Collection entries:
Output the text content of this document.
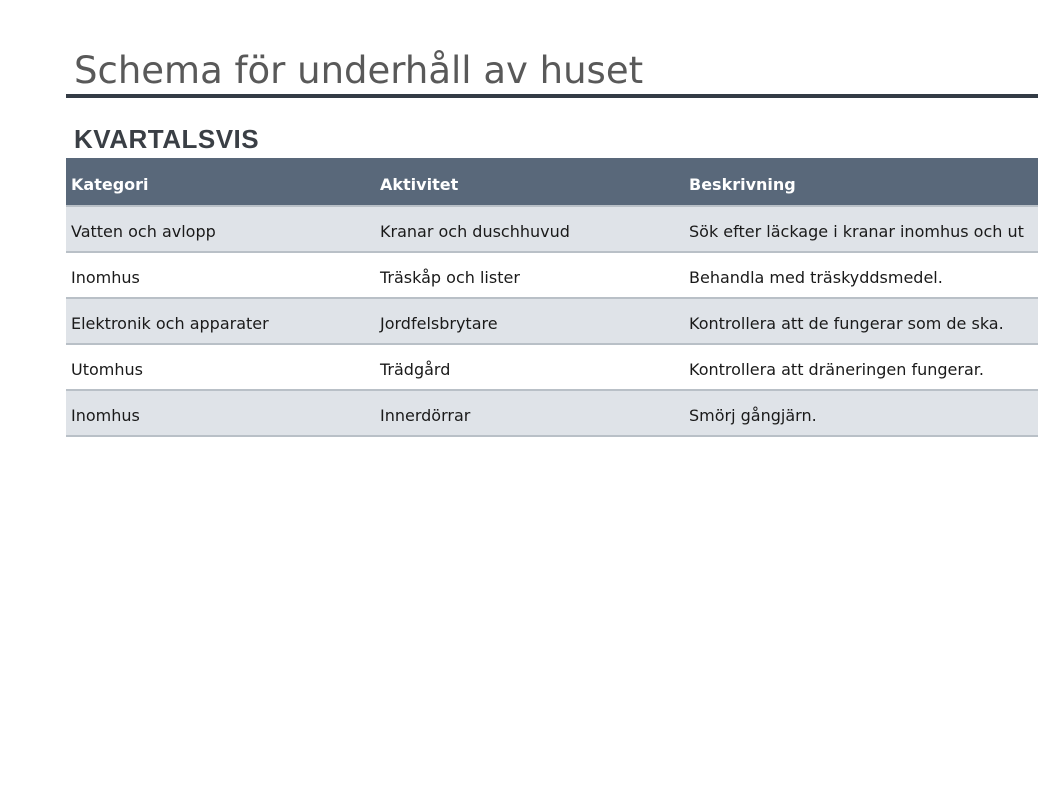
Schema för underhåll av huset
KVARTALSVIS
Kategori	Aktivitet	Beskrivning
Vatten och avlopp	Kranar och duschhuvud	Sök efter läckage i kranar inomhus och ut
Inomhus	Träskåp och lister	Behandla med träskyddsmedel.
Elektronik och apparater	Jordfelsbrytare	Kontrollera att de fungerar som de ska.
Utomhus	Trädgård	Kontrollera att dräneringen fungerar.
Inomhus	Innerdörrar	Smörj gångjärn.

* Instruction:
In the entries above, find each line with the word "Kontrollera" and copy it.

* Written solution:
Elektronik och apparater	Jordfelsbrytare	Kontrollera att de fungerar som de ska.
Utomhus	Trädgård	Kontrollera att dräneringen fungerar.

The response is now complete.